## DATASET RECORDS

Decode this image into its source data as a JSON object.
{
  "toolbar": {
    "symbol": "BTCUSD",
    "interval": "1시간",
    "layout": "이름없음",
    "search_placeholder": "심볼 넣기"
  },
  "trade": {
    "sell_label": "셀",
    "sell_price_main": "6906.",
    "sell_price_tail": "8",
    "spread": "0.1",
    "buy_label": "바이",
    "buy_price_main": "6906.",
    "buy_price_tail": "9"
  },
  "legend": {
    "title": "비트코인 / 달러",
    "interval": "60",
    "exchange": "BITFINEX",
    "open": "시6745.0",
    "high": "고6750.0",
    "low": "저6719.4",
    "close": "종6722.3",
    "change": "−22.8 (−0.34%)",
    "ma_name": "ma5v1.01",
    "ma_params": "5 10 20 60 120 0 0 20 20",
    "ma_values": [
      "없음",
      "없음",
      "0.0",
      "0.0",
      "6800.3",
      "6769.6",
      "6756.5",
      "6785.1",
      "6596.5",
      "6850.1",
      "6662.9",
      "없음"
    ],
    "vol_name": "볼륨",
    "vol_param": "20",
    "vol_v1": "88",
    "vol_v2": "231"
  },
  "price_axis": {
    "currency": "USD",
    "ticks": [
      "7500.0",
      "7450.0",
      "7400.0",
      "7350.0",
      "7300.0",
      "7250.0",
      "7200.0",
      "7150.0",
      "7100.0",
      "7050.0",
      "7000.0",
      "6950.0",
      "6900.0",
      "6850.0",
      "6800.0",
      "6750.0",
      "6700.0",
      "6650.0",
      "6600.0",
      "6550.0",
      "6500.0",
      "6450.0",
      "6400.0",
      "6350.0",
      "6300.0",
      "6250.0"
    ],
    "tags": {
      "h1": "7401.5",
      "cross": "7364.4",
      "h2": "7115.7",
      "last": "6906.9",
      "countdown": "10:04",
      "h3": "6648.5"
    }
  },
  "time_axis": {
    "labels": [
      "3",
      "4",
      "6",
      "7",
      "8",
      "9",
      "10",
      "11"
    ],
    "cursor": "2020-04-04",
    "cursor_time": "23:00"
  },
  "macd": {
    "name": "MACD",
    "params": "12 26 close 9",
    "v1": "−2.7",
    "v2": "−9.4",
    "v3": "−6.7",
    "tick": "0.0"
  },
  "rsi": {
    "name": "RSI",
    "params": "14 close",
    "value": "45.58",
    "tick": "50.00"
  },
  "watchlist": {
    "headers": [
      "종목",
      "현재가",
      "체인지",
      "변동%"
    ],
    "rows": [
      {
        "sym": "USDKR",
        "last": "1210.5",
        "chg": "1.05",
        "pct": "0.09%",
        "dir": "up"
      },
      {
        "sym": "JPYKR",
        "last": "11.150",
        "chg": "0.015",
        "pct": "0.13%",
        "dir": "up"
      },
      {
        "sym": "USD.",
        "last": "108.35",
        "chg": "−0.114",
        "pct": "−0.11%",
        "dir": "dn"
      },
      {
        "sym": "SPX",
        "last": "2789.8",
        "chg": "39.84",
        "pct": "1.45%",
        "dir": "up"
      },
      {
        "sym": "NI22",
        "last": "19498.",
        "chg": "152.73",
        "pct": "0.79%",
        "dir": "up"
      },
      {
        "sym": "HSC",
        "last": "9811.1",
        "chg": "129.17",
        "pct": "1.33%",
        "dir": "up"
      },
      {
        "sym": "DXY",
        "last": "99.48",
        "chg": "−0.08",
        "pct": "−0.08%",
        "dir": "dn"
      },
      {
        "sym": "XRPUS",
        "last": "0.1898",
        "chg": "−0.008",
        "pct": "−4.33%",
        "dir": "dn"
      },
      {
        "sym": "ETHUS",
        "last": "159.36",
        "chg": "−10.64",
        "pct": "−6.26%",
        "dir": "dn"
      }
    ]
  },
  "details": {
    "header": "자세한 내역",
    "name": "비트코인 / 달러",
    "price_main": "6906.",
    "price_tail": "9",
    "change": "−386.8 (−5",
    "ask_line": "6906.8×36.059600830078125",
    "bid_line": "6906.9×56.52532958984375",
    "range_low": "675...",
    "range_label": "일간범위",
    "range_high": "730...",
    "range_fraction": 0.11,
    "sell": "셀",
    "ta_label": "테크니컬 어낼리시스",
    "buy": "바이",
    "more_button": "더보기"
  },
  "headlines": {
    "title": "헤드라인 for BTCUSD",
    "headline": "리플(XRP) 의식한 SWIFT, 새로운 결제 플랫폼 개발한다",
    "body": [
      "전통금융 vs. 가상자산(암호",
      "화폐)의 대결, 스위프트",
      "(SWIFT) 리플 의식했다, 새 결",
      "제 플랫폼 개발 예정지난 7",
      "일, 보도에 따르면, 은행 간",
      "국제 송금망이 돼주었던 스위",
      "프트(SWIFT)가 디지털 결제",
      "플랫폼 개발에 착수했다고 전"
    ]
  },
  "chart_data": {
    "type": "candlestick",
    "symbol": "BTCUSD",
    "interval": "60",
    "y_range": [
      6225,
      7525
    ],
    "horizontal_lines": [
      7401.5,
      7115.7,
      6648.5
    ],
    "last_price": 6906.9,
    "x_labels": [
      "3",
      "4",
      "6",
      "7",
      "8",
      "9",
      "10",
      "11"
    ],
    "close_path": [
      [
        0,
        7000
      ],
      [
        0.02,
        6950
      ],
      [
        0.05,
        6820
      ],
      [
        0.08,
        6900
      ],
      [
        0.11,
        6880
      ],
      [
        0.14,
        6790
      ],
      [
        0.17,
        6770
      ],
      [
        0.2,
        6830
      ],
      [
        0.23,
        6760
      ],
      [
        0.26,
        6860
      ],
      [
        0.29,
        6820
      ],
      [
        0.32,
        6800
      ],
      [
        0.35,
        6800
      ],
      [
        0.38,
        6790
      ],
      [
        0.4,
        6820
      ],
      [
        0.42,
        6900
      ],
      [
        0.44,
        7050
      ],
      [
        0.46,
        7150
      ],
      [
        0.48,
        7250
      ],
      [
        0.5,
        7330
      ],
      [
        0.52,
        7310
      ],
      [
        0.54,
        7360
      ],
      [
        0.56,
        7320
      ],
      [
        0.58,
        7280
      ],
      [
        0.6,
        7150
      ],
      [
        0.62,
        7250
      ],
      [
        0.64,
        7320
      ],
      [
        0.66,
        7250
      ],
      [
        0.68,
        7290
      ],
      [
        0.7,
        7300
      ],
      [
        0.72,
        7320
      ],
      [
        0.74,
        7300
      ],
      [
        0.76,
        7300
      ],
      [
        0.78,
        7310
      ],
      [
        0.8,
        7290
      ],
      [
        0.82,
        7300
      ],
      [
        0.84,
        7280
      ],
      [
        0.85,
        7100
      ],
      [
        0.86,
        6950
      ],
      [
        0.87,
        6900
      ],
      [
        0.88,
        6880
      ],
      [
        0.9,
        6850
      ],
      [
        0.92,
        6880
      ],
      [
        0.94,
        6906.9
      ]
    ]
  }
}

## WHAT IS REQUIRED
Without leaving anything out, give the entries again exactly.

## COMPLETE ANSWER
Decode this image into its source data as a JSON object.
{
  "toolbar": {
    "symbol": "BTCUSD",
    "interval": "1시간",
    "layout": "이름없음",
    "search_placeholder": "심볼 넣기"
  },
  "trade": {
    "sell_label": "셀",
    "sell_price_main": "6906.",
    "sell_price_tail": "8",
    "spread": "0.1",
    "buy_label": "바이",
    "buy_price_main": "6906.",
    "buy_price_tail": "9"
  },
  "legend": {
    "title": "비트코인 / 달러",
    "interval": "60",
    "exchange": "BITFINEX",
    "open": "시6745.0",
    "high": "고6750.0",
    "low": "저6719.4",
    "close": "종6722.3",
    "change": "−22.8 (−0.34%)",
    "ma_name": "ma5v1.01",
    "ma_params": "5 10 20 60 120 0 0 20 20",
    "ma_values": [
      "없음",
      "없음",
      "0.0",
      "0.0",
      "6800.3",
      "6769.6",
      "6756.5",
      "6785.1",
      "6596.5",
      "6850.1",
      "6662.9",
      "없음"
    ],
    "vol_name": "볼륨",
    "vol_param": "20",
    "vol_v1": "88",
    "vol_v2": "231"
  },
  "price_axis": {
    "currency": "USD",
    "ticks": [
      "7500.0",
      "7450.0",
      "7400.0",
      "7350.0",
      "7300.0",
      "7250.0",
      "7200.0",
      "7150.0",
      "7100.0",
      "7050.0",
      "7000.0",
      "6950.0",
      "6900.0",
      "6850.0",
      "6800.0",
      "6750.0",
      "6700.0",
      "6650.0",
      "6600.0",
      "6550.0",
      "6500.0",
      "6450.0",
      "6400.0",
      "6350.0",
      "6300.0",
      "6250.0"
    ],
    "tags": {
      "h1": "7401.5",
      "cross": "7364.4",
      "h2": "7115.7",
      "last": "6906.9",
      "countdown": "10:04",
      "h3": "6648.5"
    }
  },
  "time_axis": {
    "labels": [
      "3",
      "4",
      "6",
      "7",
      "8",
      "9",
      "10",
      "11"
    ],
    "cursor": "2020-04-04",
    "cursor_time": "23:00"
  },
  "macd": {
    "name": "MACD",
    "params": "12 26 close 9",
    "v1": "−2.7",
    "v2": "−9.4",
    "v3": "−6.7",
    "tick": "0.0"
  },
  "rsi": {
    "name": "RSI",
    "params": "14 close",
    "value": "45.58",
    "tick": "50.00"
  },
  "watchlist": {
    "headers": [
      "종목",
      "현재가",
      "체인지",
      "변동%"
    ],
    "rows": [
      {
        "sym": "USDKR",
        "last": "1210.5",
        "chg": "1.05",
        "pct": "0.09%",
        "dir": "up"
      },
      {
        "sym": "JPYKR",
        "last": "11.150",
        "chg": "0.015",
        "pct": "0.13%",
        "dir": "up"
      },
      {
        "sym": "USD.",
        "last": "108.35",
        "chg": "−0.114",
        "pct": "−0.11%",
        "dir": "dn"
      },
      {
        "sym": "SPX",
        "last": "2789.8",
        "chg": "39.84",
        "pct": "1.45%",
        "dir": "up"
      },
      {
        "sym": "NI22",
        "last": "19498.",
        "chg": "152.73",
        "pct": "0.79%",
        "dir": "up"
      },
      {
        "sym": "HSC",
        "last": "9811.1",
        "chg": "129.17",
        "pct": "1.33%",
        "dir": "up"
      },
      {
        "sym": "DXY",
        "last": "99.48",
        "chg": "−0.08",
        "pct": "−0.08%",
        "dir": "dn"
      },
      {
        "sym": "XRPUS",
        "last": "0.1898",
        "chg": "−0.008",
        "pct": "−4.33%",
        "dir": "dn"
      },
      {
        "sym": "ETHUS",
        "last": "159.36",
        "chg": "−10.64",
        "pct": "−6.26%",
        "dir": "dn"
      }
    ]
  },
  "details": {
    "header": "자세한 내역",
    "name": "비트코인 / 달러",
    "price_main": "6906.",
    "price_tail": "9",
    "change": "−386.8 (−5",
    "ask_line": "6906.8×36.059600830078125",
    "bid_line": "6906.9×56.52532958984375",
    "range_low": "675...",
    "range_label": "일간범위",
    "range_high": "730...",
    "range_fraction": 0.11,
    "sell": "셀",
    "ta_label": "테크니컬 어낼리시스",
    "buy": "바이",
    "more_button": "더보기"
  },
  "headlines": {
    "title": "헤드라인 for BTCUSD",
    "headline": "리플(XRP) 의식한 SWIFT, 새로운 결제 플랫폼 개발한다",
    "body": [
      "전통금융 vs. 가상자산(암호",
      "화폐)의 대결, 스위프트",
      "(SWIFT) 리플 의식했다, 새 결",
      "제 플랫폼 개발 예정지난 7",
      "일, 보도에 따르면, 은행 간",
      "국제 송금망이 돼주었던 스위",
      "프트(SWIFT)가 디지털 결제",
      "플랫폼 개발에 착수했다고 전"
    ]
  },
  "chart_data": {
    "type": "candlestick",
    "symbol": "BTCUSD",
    "interval": "60",
    "y_range": [
      6225,
      7525
    ],
    "horizontal_lines": [
      7401.5,
      7115.7,
      6648.5
    ],
    "last_price": 6906.9,
    "x_labels": [
      "3",
      "4",
      "6",
      "7",
      "8",
      "9",
      "10",
      "11"
    ],
    "close_path": [
      [
        0,
        7000
      ],
      [
        0.02,
        6950
      ],
      [
        0.05,
        6820
      ],
      [
        0.08,
        6900
      ],
      [
        0.11,
        6880
      ],
      [
        0.14,
        6790
      ],
      [
        0.17,
        6770
      ],
      [
        0.2,
        6830
      ],
      [
        0.23,
        6760
      ],
      [
        0.26,
        6860
      ],
      [
        0.29,
        6820
      ],
      [
        0.32,
        6800
      ],
      [
        0.35,
        6800
      ],
      [
        0.38,
        6790
      ],
      [
        0.4,
        6820
      ],
      [
        0.42,
        6900
      ],
      [
        0.44,
        7050
      ],
      [
        0.46,
        7150
      ],
      [
        0.48,
        7250
      ],
      [
        0.5,
        7330
      ],
      [
        0.52,
        7310
      ],
      [
        0.54,
        7360
      ],
      [
        0.56,
        7320
      ],
      [
        0.58,
        7280
      ],
      [
        0.6,
        7150
      ],
      [
        0.62,
        7250
      ],
      [
        0.64,
        7320
      ],
      [
        0.66,
        7250
      ],
      [
        0.68,
        7290
      ],
      [
        0.7,
        7300
      ],
      [
        0.72,
        7320
      ],
      [
        0.74,
        7300
      ],
      [
        0.76,
        7300
      ],
      [
        0.78,
        7310
      ],
      [
        0.8,
        7290
      ],
      [
        0.82,
        7300
      ],
      [
        0.84,
        7280
      ],
      [
        0.85,
        7100
      ],
      [
        0.86,
        6950
      ],
      [
        0.87,
        6900
      ],
      [
        0.88,
        6880
      ],
      [
        0.9,
        6850
      ],
      [
        0.92,
        6880
      ],
      [
        0.94,
        6906.9
      ]
    ]
  }
}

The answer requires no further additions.